*Recorded data*
____________________
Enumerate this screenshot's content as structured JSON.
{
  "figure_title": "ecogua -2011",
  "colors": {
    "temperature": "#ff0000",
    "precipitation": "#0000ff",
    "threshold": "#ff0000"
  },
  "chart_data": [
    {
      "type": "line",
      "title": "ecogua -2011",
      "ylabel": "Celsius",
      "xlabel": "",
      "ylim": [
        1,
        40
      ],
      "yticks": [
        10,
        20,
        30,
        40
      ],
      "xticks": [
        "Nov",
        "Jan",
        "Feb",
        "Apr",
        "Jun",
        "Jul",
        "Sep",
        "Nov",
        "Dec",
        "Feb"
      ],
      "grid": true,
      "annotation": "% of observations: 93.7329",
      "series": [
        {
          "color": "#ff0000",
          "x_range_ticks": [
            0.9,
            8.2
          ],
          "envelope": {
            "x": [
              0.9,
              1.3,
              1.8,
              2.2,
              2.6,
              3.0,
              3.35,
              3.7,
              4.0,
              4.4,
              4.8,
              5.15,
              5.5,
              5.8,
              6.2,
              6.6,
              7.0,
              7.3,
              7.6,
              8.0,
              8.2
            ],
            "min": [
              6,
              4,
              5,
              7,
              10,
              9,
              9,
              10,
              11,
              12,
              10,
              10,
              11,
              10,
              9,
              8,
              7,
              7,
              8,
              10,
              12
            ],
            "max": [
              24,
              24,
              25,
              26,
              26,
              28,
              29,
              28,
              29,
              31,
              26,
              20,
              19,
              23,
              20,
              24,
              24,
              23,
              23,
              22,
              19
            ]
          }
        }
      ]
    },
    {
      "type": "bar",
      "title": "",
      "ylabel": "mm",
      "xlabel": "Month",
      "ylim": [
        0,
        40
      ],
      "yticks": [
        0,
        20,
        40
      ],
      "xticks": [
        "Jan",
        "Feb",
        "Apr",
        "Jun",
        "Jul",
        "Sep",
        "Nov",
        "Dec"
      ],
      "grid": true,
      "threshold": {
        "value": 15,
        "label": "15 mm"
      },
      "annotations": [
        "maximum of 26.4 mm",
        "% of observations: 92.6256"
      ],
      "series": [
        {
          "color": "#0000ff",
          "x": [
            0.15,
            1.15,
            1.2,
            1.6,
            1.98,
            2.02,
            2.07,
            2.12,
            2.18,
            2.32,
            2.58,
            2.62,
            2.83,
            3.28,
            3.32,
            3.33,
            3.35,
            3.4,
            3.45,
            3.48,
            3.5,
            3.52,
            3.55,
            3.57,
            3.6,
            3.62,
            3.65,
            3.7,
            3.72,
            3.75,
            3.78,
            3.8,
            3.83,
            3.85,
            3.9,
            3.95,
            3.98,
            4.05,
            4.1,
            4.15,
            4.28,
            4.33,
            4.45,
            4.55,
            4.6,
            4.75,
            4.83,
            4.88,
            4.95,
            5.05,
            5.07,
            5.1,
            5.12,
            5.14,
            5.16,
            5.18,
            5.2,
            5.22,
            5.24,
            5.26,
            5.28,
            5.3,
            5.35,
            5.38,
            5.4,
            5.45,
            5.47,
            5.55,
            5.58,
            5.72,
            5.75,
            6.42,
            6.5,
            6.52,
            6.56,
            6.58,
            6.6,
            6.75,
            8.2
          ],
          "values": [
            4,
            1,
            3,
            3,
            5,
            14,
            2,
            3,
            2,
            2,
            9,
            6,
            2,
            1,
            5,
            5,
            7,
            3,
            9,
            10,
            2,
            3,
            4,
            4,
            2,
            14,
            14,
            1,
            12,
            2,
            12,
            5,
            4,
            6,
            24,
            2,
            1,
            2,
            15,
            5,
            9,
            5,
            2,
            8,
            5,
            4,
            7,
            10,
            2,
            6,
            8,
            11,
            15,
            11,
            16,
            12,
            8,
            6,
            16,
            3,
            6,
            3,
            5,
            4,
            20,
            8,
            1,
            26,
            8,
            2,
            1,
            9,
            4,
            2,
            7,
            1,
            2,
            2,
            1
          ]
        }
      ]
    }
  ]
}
____________________
*Direction*
Copy out all of the data exactly, leaving nothing out.

*Result*
Enumerate this screenshot's content as structured JSON.
{
  "figure_title": "ecogua -2011",
  "colors": {
    "temperature": "#ff0000",
    "precipitation": "#0000ff",
    "threshold": "#ff0000"
  },
  "chart_data": [
    {
      "type": "line",
      "title": "ecogua -2011",
      "ylabel": "Celsius",
      "xlabel": "",
      "ylim": [
        1,
        40
      ],
      "yticks": [
        10,
        20,
        30,
        40
      ],
      "xticks": [
        "Nov",
        "Jan",
        "Feb",
        "Apr",
        "Jun",
        "Jul",
        "Sep",
        "Nov",
        "Dec",
        "Feb"
      ],
      "grid": true,
      "annotation": "% of observations: 93.7329",
      "series": [
        {
          "color": "#ff0000",
          "x_range_ticks": [
            0.9,
            8.2
          ],
          "envelope": {
            "x": [
              0.9,
              1.3,
              1.8,
              2.2,
              2.6,
              3.0,
              3.35,
              3.7,
              4.0,
              4.4,
              4.8,
              5.15,
              5.5,
              5.8,
              6.2,
              6.6,
              7.0,
              7.3,
              7.6,
              8.0,
              8.2
            ],
            "min": [
              6,
              4,
              5,
              7,
              10,
              9,
              9,
              10,
              11,
              12,
              10,
              10,
              11,
              10,
              9,
              8,
              7,
              7,
              8,
              10,
              12
            ],
            "max": [
              24,
              24,
              25,
              26,
              26,
              28,
              29,
              28,
              29,
              31,
              26,
              20,
              19,
              23,
              20,
              24,
              24,
              23,
              23,
              22,
              19
            ]
          }
        }
      ]
    },
    {
      "type": "bar",
      "title": "",
      "ylabel": "mm",
      "xlabel": "Month",
      "ylim": [
        0,
        40
      ],
      "yticks": [
        0,
        20,
        40
      ],
      "xticks": [
        "Jan",
        "Feb",
        "Apr",
        "Jun",
        "Jul",
        "Sep",
        "Nov",
        "Dec"
      ],
      "grid": true,
      "threshold": {
        "value": 15,
        "label": "15 mm"
      },
      "annotations": [
        "maximum of 26.4 mm",
        "% of observations: 92.6256"
      ],
      "series": [
        {
          "color": "#0000ff",
          "x": [
            0.15,
            1.15,
            1.2,
            1.6,
            1.98,
            2.02,
            2.07,
            2.12,
            2.18,
            2.32,
            2.58,
            2.62,
            2.83,
            3.28,
            3.32,
            3.33,
            3.35,
            3.4,
            3.45,
            3.48,
            3.5,
            3.52,
            3.55,
            3.57,
            3.6,
            3.62,
            3.65,
            3.7,
            3.72,
            3.75,
            3.78,
            3.8,
            3.83,
            3.85,
            3.9,
            3.95,
            3.98,
            4.05,
            4.1,
            4.15,
            4.28,
            4.33,
            4.45,
            4.55,
            4.6,
            4.75,
            4.83,
            4.88,
            4.95,
            5.05,
            5.07,
            5.1,
            5.12,
            5.14,
            5.16,
            5.18,
            5.2,
            5.22,
            5.24,
            5.26,
            5.28,
            5.3,
            5.35,
            5.38,
            5.4,
            5.45,
            5.47,
            5.55,
            5.58,
            5.72,
            5.75,
            6.42,
            6.5,
            6.52,
            6.56,
            6.58,
            6.6,
            6.75,
            8.2
          ],
          "values": [
            4,
            1,
            3,
            3,
            5,
            14,
            2,
            3,
            2,
            2,
            9,
            6,
            2,
            1,
            5,
            5,
            7,
            3,
            9,
            10,
            2,
            3,
            4,
            4,
            2,
            14,
            14,
            1,
            12,
            2,
            12,
            5,
            4,
            6,
            24,
            2,
            1,
            2,
            15,
            5,
            9,
            5,
            2,
            8,
            5,
            4,
            7,
            10,
            2,
            6,
            8,
            11,
            15,
            11,
            16,
            12,
            8,
            6,
            16,
            3,
            6,
            3,
            5,
            4,
            20,
            8,
            1,
            26,
            8,
            2,
            1,
            9,
            4,
            2,
            7,
            1,
            2,
            2,
            1
          ]
        }
      ]
    }
  ]
}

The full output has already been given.